_To do_
Go through the data below and copy it exactly, skipping every picture.

-- Supplied material start --

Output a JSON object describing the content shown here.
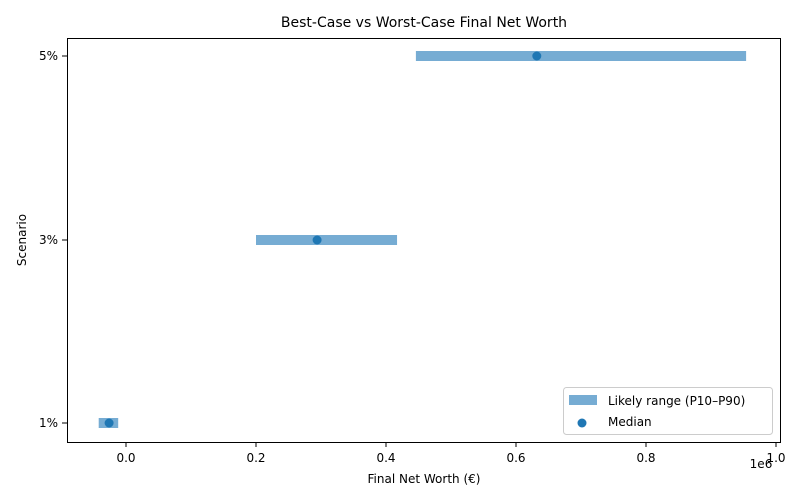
{
  "chart_data": {
    "type": "range-dot",
    "title": "Best-Case vs Worst-Case Final Net Worth",
    "xlabel": "Final Net Worth (€)",
    "ylabel": "Scenario",
    "x_offset_label": "1e6",
    "xlim": [
      -0.09,
      1.005
    ],
    "x_ticks": [
      0.0,
      0.2,
      0.4,
      0.6,
      0.8,
      1.0
    ],
    "x_tick_labels": [
      "0.0",
      "0.2",
      "0.4",
      "0.6",
      "0.8",
      "1.0"
    ],
    "categories": [
      "1%",
      "3%",
      "5%"
    ],
    "series": [
      {
        "name": "Likely range (P10–P90)",
        "type": "range",
        "low": [
          -0.042,
          0.2,
          0.446
        ],
        "high": [
          -0.012,
          0.417,
          0.954
        ],
        "color": "#76acd3"
      },
      {
        "name": "Median",
        "type": "scatter",
        "values": [
          -0.026,
          0.294,
          0.632
        ],
        "color": "#1f77b4"
      }
    ],
    "legend": {
      "position": "lower right",
      "entries": [
        "Likely range (P10–P90)",
        "Median"
      ]
    },
    "grid": false
  }
}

-- Supplied material end --

_Written response_
Output a JSON object describing the content shown here.
{
  "chart_data": {
    "type": "range-dot",
    "title": "Best-Case vs Worst-Case Final Net Worth",
    "xlabel": "Final Net Worth (€)",
    "ylabel": "Scenario",
    "x_offset_label": "1e6",
    "xlim": [
      -0.09,
      1.005
    ],
    "x_ticks": [
      0.0,
      0.2,
      0.4,
      0.6,
      0.8,
      1.0
    ],
    "x_tick_labels": [
      "0.0",
      "0.2",
      "0.4",
      "0.6",
      "0.8",
      "1.0"
    ],
    "categories": [
      "1%",
      "3%",
      "5%"
    ],
    "series": [
      {
        "name": "Likely range (P10–P90)",
        "type": "range",
        "low": [
          -0.042,
          0.2,
          0.446
        ],
        "high": [
          -0.012,
          0.417,
          0.954
        ],
        "color": "#76acd3"
      },
      {
        "name": "Median",
        "type": "scatter",
        "values": [
          -0.026,
          0.294,
          0.632
        ],
        "color": "#1f77b4"
      }
    ],
    "legend": {
      "position": "lower right",
      "entries": [
        "Likely range (P10–P90)",
        "Median"
      ]
    },
    "grid": false
  }
}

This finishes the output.